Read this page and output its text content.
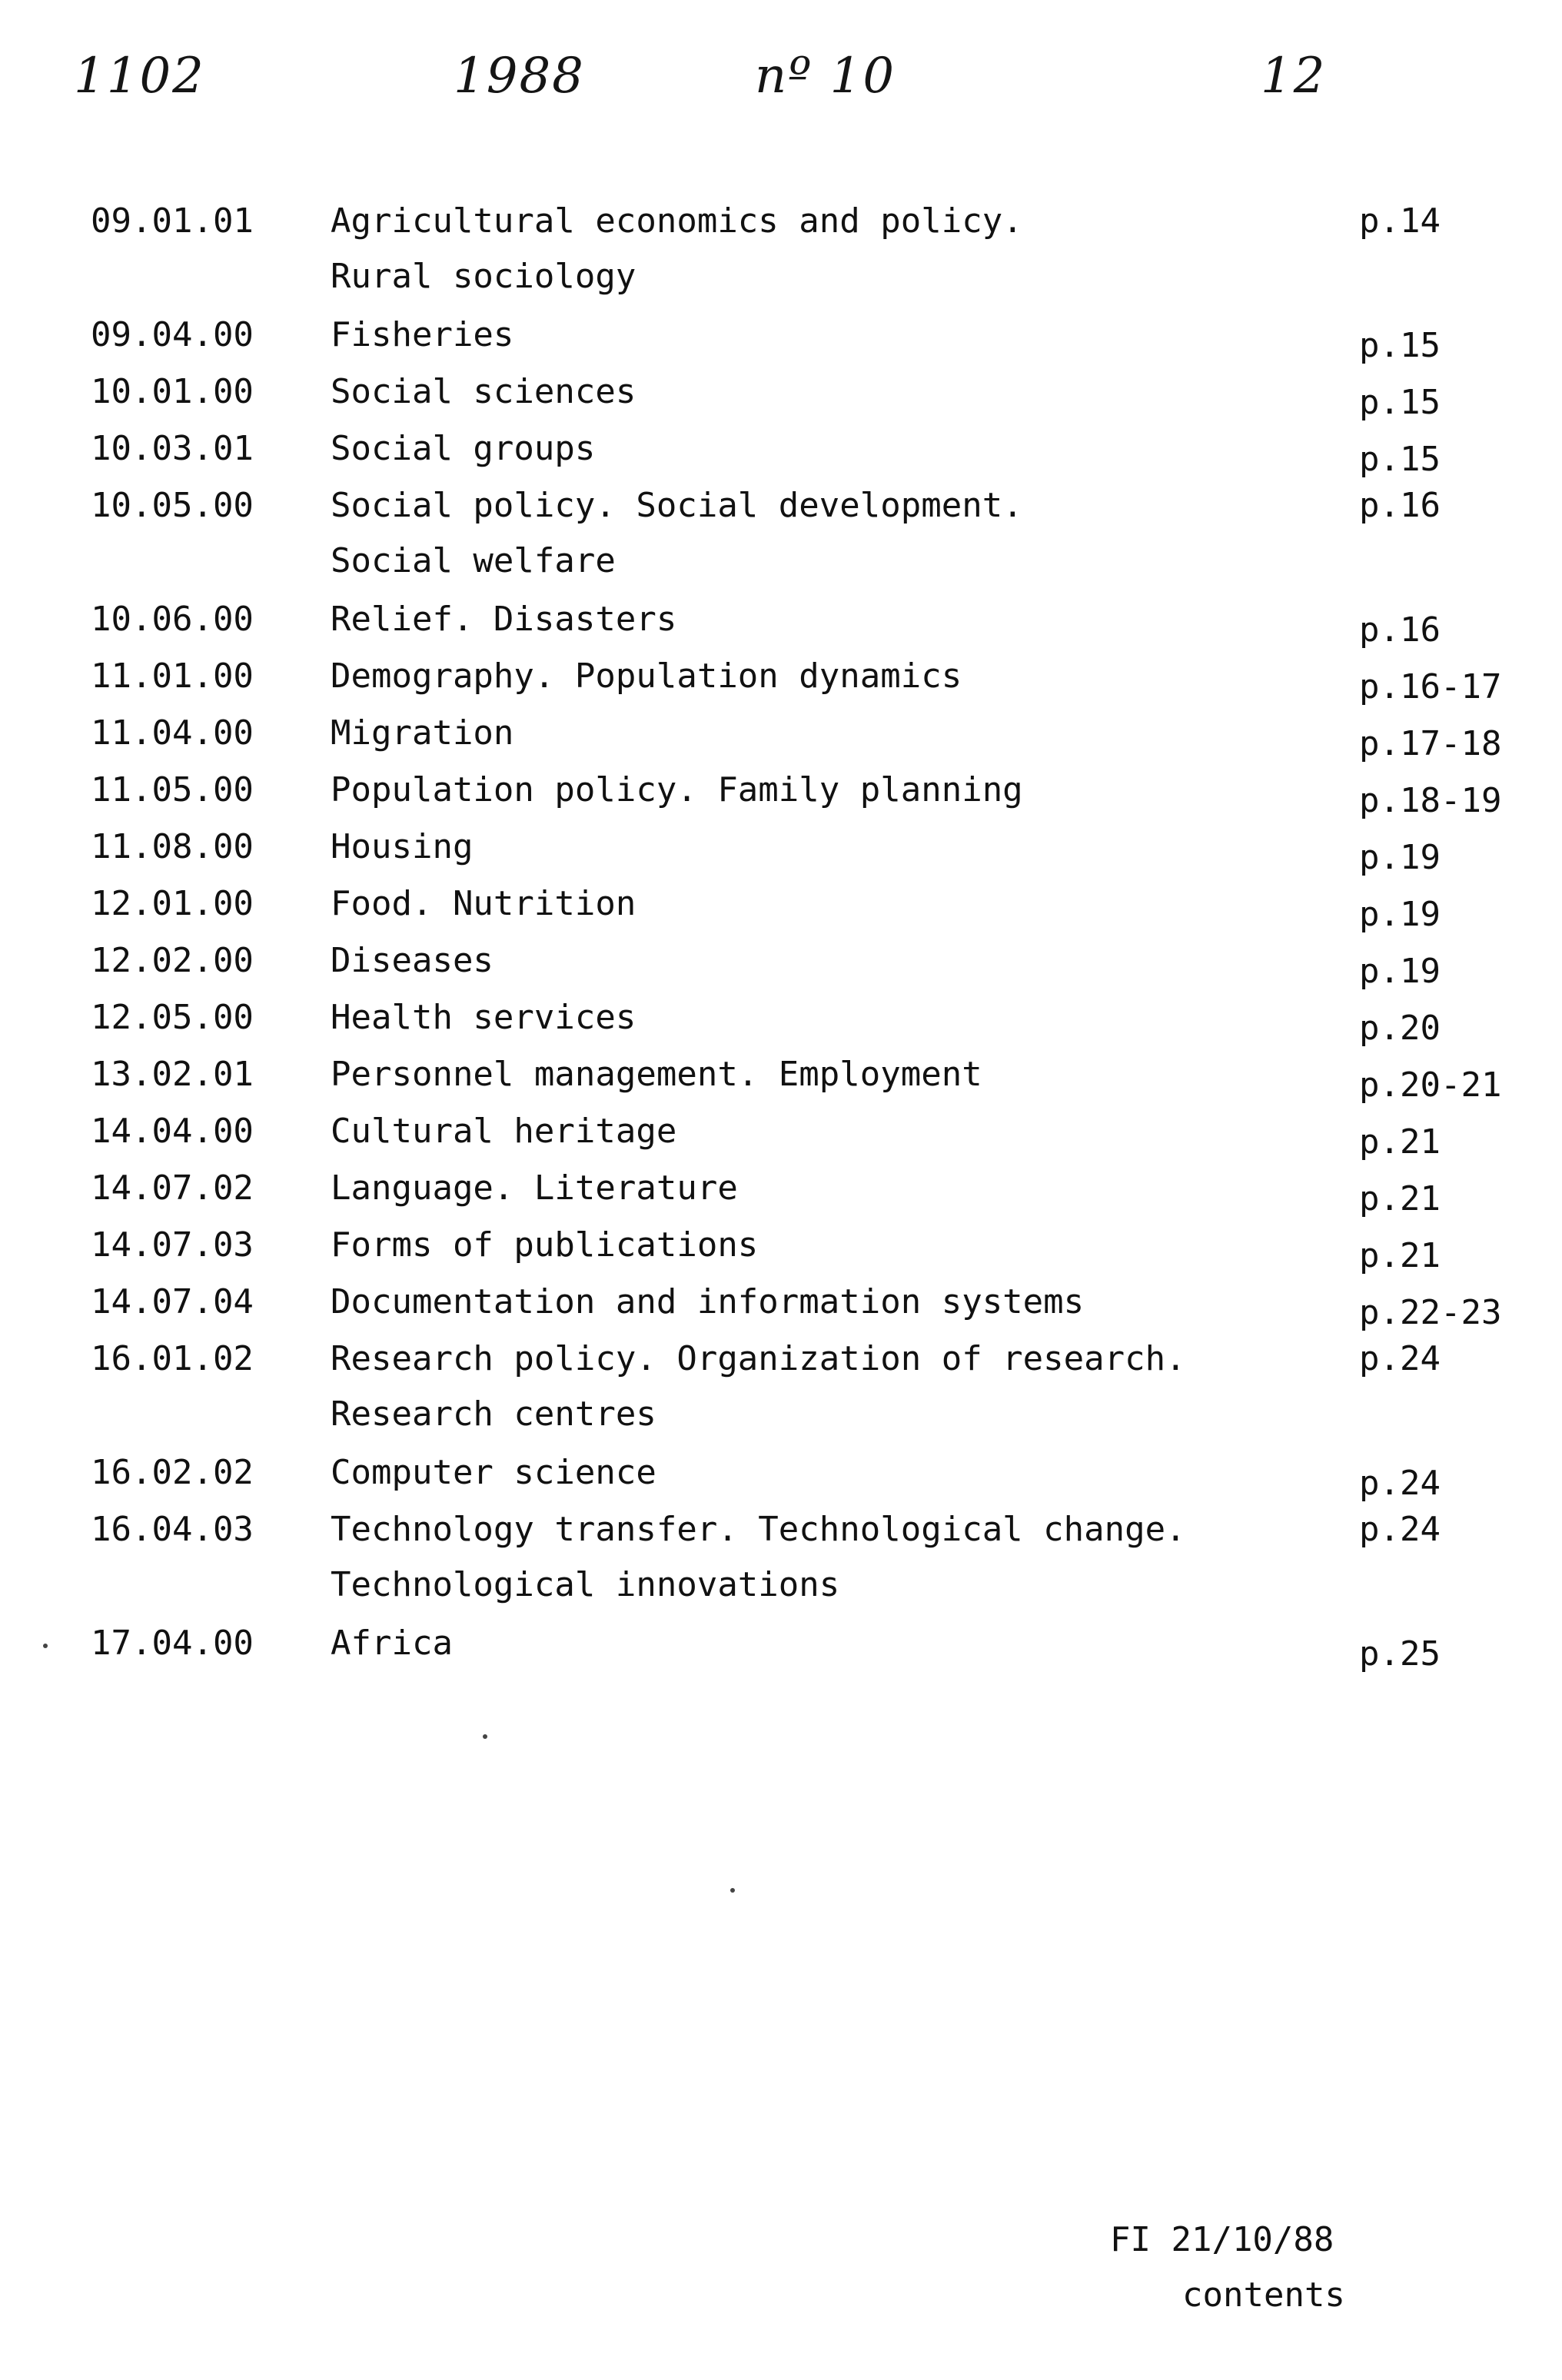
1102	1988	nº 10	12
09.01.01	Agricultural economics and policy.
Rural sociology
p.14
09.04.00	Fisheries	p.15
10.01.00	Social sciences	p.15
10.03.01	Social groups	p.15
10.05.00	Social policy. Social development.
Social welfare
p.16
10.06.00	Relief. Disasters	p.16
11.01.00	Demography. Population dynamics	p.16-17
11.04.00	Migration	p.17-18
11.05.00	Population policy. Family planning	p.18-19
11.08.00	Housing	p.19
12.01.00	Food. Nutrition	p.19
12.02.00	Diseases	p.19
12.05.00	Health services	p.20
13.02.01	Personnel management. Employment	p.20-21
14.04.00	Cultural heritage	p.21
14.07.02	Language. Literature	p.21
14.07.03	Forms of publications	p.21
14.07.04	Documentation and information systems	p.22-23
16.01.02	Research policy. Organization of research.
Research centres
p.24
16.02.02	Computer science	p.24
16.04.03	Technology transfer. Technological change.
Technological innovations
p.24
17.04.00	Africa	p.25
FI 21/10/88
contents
---
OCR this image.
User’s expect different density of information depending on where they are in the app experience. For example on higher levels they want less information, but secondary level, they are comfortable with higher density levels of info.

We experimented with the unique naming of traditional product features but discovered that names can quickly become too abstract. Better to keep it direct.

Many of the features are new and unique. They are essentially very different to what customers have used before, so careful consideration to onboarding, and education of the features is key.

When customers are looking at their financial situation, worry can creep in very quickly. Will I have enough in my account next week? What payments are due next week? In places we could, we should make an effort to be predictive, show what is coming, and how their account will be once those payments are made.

| Your instructions |
Report how many lines of the listing hold the word "different", with nothing but the number.

| Exercise answer |
2